▶ **STORED ROWS**
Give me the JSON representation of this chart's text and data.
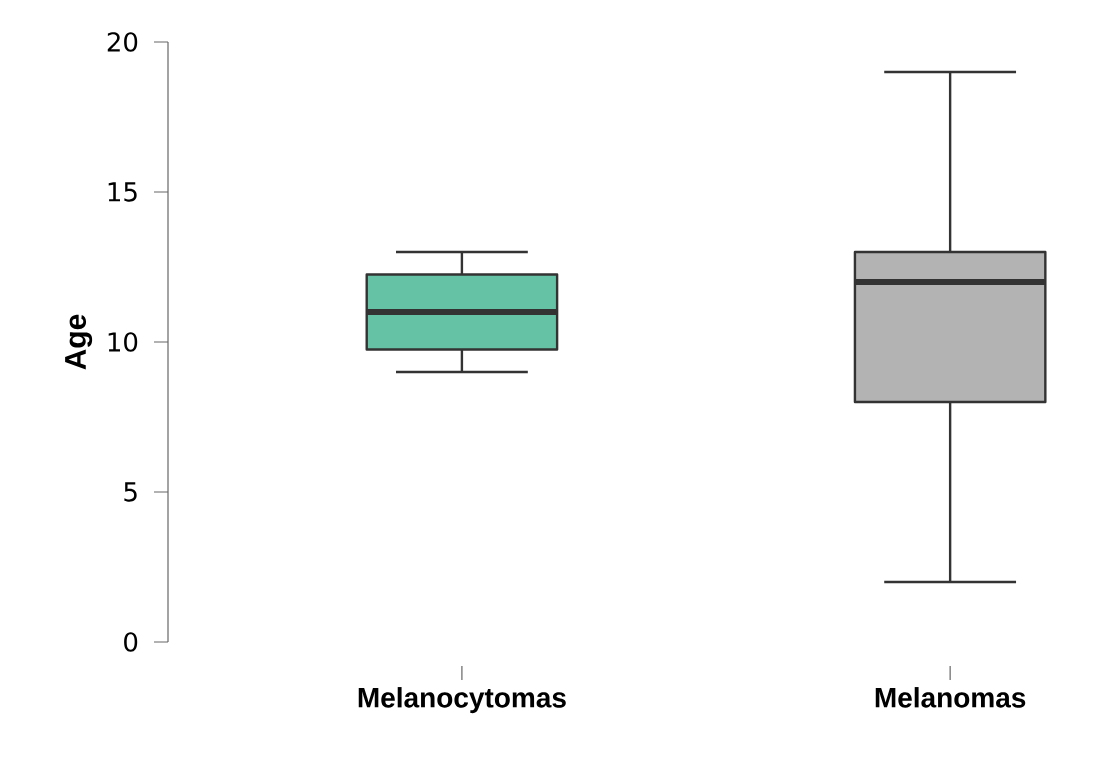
{
  "chart_data": {
    "type": "box",
    "ylabel": "Age",
    "categories": [
      "Melanocytomas",
      "Melanomas"
    ],
    "boxes": [
      {
        "low": 9,
        "q1": 9.75,
        "median": 11,
        "q3": 12.25,
        "high": 13
      },
      {
        "low": 2,
        "q1": 8,
        "median": 12,
        "q3": 13,
        "high": 19
      }
    ],
    "colors": [
      "#66c2a5",
      "#b3b3b3"
    ],
    "ylim": [
      0,
      20
    ],
    "yticks": [
      0,
      5,
      10,
      15,
      20
    ],
    "grid": false
  }
}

▶ **SET TASK**
Write out the entries again, exactly as given, skipping any images.

▶ **REPLY**
Give me the JSON representation of this chart's text and data.
{
  "chart_data": {
    "type": "box",
    "ylabel": "Age",
    "categories": [
      "Melanocytomas",
      "Melanomas"
    ],
    "boxes": [
      {
        "low": 9,
        "q1": 9.75,
        "median": 11,
        "q3": 12.25,
        "high": 13
      },
      {
        "low": 2,
        "q1": 8,
        "median": 12,
        "q3": 13,
        "high": 19
      }
    ],
    "colors": [
      "#66c2a5",
      "#b3b3b3"
    ],
    "ylim": [
      0,
      20
    ],
    "yticks": [
      0,
      5,
      10,
      15,
      20
    ],
    "grid": false
  }
}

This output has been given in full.